Rename "entry-page-number" to "page-reference" in all the records below and leave every other part of them unchanged.
* START DATASET ROWS *
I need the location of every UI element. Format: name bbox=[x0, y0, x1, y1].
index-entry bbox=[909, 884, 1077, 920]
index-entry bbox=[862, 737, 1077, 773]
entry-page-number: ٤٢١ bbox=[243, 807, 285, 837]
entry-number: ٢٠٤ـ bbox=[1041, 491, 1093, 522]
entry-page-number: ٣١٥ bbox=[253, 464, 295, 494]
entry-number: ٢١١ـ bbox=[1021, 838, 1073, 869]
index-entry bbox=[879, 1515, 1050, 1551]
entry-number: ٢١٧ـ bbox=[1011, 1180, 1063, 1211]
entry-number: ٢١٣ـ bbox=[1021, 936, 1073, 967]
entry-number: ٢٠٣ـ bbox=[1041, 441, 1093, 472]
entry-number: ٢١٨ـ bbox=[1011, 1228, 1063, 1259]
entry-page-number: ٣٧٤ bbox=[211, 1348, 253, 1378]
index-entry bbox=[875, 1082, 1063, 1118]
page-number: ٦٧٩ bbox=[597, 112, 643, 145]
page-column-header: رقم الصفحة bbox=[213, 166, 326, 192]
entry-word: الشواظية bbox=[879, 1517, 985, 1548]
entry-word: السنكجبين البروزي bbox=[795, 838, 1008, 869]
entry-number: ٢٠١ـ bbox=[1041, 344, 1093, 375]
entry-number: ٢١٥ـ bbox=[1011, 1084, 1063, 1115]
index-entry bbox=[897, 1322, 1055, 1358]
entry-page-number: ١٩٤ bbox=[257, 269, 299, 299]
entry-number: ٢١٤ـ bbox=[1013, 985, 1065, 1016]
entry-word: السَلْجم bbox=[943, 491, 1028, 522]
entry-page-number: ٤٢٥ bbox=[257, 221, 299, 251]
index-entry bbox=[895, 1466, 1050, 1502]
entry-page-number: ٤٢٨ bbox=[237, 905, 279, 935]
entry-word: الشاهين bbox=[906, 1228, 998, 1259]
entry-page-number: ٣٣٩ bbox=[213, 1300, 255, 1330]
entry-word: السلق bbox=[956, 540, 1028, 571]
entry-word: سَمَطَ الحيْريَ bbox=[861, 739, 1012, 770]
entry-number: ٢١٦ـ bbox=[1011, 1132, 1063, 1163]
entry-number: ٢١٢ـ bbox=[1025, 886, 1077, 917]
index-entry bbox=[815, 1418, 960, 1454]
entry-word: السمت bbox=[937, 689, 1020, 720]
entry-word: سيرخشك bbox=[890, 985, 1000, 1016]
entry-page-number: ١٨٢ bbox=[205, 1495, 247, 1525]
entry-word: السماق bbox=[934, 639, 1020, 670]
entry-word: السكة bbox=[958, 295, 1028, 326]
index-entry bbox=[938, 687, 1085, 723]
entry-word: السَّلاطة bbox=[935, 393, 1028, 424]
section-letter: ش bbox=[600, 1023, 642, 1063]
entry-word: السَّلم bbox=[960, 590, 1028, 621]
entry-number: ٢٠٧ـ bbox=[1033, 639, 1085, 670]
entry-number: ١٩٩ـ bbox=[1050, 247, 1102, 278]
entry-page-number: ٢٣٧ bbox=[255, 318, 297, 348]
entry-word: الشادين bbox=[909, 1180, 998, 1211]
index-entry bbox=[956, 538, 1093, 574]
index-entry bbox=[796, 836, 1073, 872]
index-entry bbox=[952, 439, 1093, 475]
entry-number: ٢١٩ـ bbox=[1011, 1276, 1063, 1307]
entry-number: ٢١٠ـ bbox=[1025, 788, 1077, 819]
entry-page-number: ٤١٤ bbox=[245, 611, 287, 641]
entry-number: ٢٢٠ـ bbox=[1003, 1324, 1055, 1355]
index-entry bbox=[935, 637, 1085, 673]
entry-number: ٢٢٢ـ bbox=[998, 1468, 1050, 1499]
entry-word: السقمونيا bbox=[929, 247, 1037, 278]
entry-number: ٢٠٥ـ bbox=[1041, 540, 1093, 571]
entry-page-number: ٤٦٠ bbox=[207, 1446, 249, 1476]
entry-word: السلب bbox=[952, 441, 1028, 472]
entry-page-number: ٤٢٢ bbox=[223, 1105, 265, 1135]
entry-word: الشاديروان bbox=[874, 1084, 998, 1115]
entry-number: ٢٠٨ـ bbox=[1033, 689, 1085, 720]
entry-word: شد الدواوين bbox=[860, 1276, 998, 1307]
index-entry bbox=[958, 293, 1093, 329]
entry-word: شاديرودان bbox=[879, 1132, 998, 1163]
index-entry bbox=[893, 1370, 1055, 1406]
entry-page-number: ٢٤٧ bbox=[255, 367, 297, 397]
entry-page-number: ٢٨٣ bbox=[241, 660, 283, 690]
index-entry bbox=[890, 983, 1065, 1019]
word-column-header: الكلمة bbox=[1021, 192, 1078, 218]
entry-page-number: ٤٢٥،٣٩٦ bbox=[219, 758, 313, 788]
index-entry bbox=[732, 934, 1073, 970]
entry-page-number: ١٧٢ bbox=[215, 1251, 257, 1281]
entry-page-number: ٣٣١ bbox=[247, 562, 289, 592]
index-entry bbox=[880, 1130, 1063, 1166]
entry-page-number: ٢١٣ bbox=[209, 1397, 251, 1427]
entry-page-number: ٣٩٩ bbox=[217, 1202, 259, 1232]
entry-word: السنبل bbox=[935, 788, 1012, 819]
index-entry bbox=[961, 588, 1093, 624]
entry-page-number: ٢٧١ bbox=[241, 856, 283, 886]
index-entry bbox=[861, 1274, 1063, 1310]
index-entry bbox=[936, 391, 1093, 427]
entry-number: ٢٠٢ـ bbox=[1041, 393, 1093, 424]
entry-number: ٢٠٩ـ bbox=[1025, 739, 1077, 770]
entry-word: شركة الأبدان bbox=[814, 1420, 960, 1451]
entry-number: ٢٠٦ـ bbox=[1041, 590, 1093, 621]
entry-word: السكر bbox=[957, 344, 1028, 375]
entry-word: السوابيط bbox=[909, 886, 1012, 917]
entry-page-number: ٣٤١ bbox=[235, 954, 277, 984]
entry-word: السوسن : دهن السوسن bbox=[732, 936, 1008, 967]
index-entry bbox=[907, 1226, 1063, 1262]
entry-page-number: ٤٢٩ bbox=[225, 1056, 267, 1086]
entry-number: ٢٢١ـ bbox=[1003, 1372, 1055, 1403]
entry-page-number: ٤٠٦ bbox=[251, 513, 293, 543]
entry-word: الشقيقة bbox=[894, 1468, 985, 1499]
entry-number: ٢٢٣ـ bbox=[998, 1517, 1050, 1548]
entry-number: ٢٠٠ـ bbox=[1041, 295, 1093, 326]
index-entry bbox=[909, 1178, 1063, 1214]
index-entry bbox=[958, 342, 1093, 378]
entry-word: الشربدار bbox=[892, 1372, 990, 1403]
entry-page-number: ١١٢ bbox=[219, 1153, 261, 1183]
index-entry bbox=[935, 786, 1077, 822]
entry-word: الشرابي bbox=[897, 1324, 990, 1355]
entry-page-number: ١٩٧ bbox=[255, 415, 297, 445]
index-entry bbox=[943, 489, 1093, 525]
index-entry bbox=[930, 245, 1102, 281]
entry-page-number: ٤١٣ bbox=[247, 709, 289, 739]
* END DATASET ROWS *
FULL SOLUTION:
I need the location of every UI element. Format: name bbox=[x0, y0, x1, y1].
index-entry bbox=[909, 884, 1077, 920]
index-entry bbox=[862, 737, 1077, 773]
page-reference: ٤٢١ bbox=[243, 807, 285, 837]
entry-number: ٢٠٤ـ bbox=[1041, 491, 1093, 522]
page-reference: ٣١٥ bbox=[253, 464, 295, 494]
entry-number: ٢١١ـ bbox=[1021, 838, 1073, 869]
index-entry bbox=[879, 1515, 1050, 1551]
entry-number: ٢١٧ـ bbox=[1011, 1180, 1063, 1211]
entry-number: ٢١٣ـ bbox=[1021, 936, 1073, 967]
entry-number: ٢٠٣ـ bbox=[1041, 441, 1093, 472]
entry-number: ٢١٨ـ bbox=[1011, 1228, 1063, 1259]
page-reference: ٣٧٤ bbox=[211, 1348, 253, 1378]
index-entry bbox=[875, 1082, 1063, 1118]
page-number: ٦٧٩ bbox=[597, 112, 643, 145]
page-column-header: رقم الصفحة bbox=[213, 166, 326, 192]
entry-word: الشواظية bbox=[879, 1517, 985, 1548]
entry-word: السنكجبين البروزي bbox=[795, 838, 1008, 869]
entry-number: ٢٠١ـ bbox=[1041, 344, 1093, 375]
entry-number: ٢١٥ـ bbox=[1011, 1084, 1063, 1115]
index-entry bbox=[897, 1322, 1055, 1358]
page-reference: ١٩٤ bbox=[257, 269, 299, 299]
entry-number: ٢١٤ـ bbox=[1013, 985, 1065, 1016]
entry-word: السَلْجم bbox=[943, 491, 1028, 522]
page-reference: ٤٢٥ bbox=[257, 221, 299, 251]
index-entry bbox=[895, 1466, 1050, 1502]
page-reference: ٤٢٨ bbox=[237, 905, 279, 935]
entry-word: الشاهين bbox=[906, 1228, 998, 1259]
page-reference: ٣٣٩ bbox=[213, 1300, 255, 1330]
entry-word: السلق bbox=[956, 540, 1028, 571]
entry-word: سَمَطَ الحيْريَ bbox=[861, 739, 1012, 770]
entry-number: ٢١٦ـ bbox=[1011, 1132, 1063, 1163]
entry-number: ٢١٢ـ bbox=[1025, 886, 1077, 917]
index-entry bbox=[815, 1418, 960, 1454]
entry-word: السمت bbox=[937, 689, 1020, 720]
entry-word: سيرخشك bbox=[890, 985, 1000, 1016]
page-reference: ١٨٢ bbox=[205, 1495, 247, 1525]
entry-word: السماق bbox=[934, 639, 1020, 670]
entry-word: السكة bbox=[958, 295, 1028, 326]
index-entry bbox=[938, 687, 1085, 723]
entry-word: السَّلاطة bbox=[935, 393, 1028, 424]
section-letter: ش bbox=[600, 1023, 642, 1063]
entry-word: السَّلم bbox=[960, 590, 1028, 621]
entry-number: ٢٠٧ـ bbox=[1033, 639, 1085, 670]
entry-number: ١٩٩ـ bbox=[1050, 247, 1102, 278]
page-reference: ٢٣٧ bbox=[255, 318, 297, 348]
entry-word: الشادين bbox=[909, 1180, 998, 1211]
index-entry bbox=[956, 538, 1093, 574]
index-entry bbox=[796, 836, 1073, 872]
index-entry bbox=[952, 439, 1093, 475]
entry-number: ٢١٩ـ bbox=[1011, 1276, 1063, 1307]
entry-number: ٢١٠ـ bbox=[1025, 788, 1077, 819]
page-reference: ٤١٤ bbox=[245, 611, 287, 641]
entry-number: ٢٢٠ـ bbox=[1003, 1324, 1055, 1355]
index-entry bbox=[935, 637, 1085, 673]
entry-number: ٢٢٢ـ bbox=[998, 1468, 1050, 1499]
entry-word: السقمونيا bbox=[929, 247, 1037, 278]
entry-number: ٢٠٥ـ bbox=[1041, 540, 1093, 571]
page-reference: ٤٦٠ bbox=[207, 1446, 249, 1476]
entry-word: السلب bbox=[952, 441, 1028, 472]
page-reference: ٤٢٢ bbox=[223, 1105, 265, 1135]
entry-word: الشاديروان bbox=[874, 1084, 998, 1115]
entry-number: ٢٠٨ـ bbox=[1033, 689, 1085, 720]
entry-word: شد الدواوين bbox=[860, 1276, 998, 1307]
index-entry bbox=[958, 293, 1093, 329]
entry-word: شاديرودان bbox=[879, 1132, 998, 1163]
index-entry bbox=[893, 1370, 1055, 1406]
page-reference: ٢٤٧ bbox=[255, 367, 297, 397]
page-reference: ٢٨٣ bbox=[241, 660, 283, 690]
index-entry bbox=[890, 983, 1065, 1019]
word-column-header: الكلمة bbox=[1021, 192, 1078, 218]
page-reference: ٤٢٥،٣٩٦ bbox=[219, 758, 313, 788]
index-entry bbox=[732, 934, 1073, 970]
page-reference: ١٧٢ bbox=[215, 1251, 257, 1281]
page-reference: ٣٣١ bbox=[247, 562, 289, 592]
index-entry bbox=[880, 1130, 1063, 1166]
page-reference: ٢١٣ bbox=[209, 1397, 251, 1427]
page-reference: ٣٩٩ bbox=[217, 1202, 259, 1232]
entry-word: السنبل bbox=[935, 788, 1012, 819]
index-entry bbox=[961, 588, 1093, 624]
page-reference: ٢٧١ bbox=[241, 856, 283, 886]
index-entry bbox=[861, 1274, 1063, 1310]
index-entry bbox=[936, 391, 1093, 427]
entry-number: ٢٠٢ـ bbox=[1041, 393, 1093, 424]
entry-number: ٢٠٩ـ bbox=[1025, 739, 1077, 770]
entry-word: شركة الأبدان bbox=[814, 1420, 960, 1451]
entry-number: ٢٠٦ـ bbox=[1041, 590, 1093, 621]
entry-word: السكر bbox=[957, 344, 1028, 375]
entry-word: السوابيط bbox=[909, 886, 1012, 917]
page-reference: ٣٤١ bbox=[235, 954, 277, 984]
entry-word: السوسن : دهن السوسن bbox=[732, 936, 1008, 967]
index-entry bbox=[907, 1226, 1063, 1262]
page-reference: ٤٢٩ bbox=[225, 1056, 267, 1086]
entry-number: ٢٢١ـ bbox=[1003, 1372, 1055, 1403]
page-reference: ٤٠٦ bbox=[251, 513, 293, 543]
entry-word: الشقيقة bbox=[894, 1468, 985, 1499]
entry-number: ٢٢٣ـ bbox=[998, 1517, 1050, 1548]
entry-number: ٢٠٠ـ bbox=[1041, 295, 1093, 326]
index-entry bbox=[909, 1178, 1063, 1214]
index-entry bbox=[958, 342, 1093, 378]
entry-word: الشربدار bbox=[892, 1372, 990, 1403]
page-reference: ١١٢ bbox=[219, 1153, 261, 1183]
index-entry bbox=[935, 786, 1077, 822]
entry-word: الشرابي bbox=[897, 1324, 990, 1355]
page-reference: ١٩٧ bbox=[255, 415, 297, 445]
index-entry bbox=[943, 489, 1093, 525]
index-entry bbox=[930, 245, 1102, 281]
page-reference: ٤١٣ bbox=[247, 709, 289, 739]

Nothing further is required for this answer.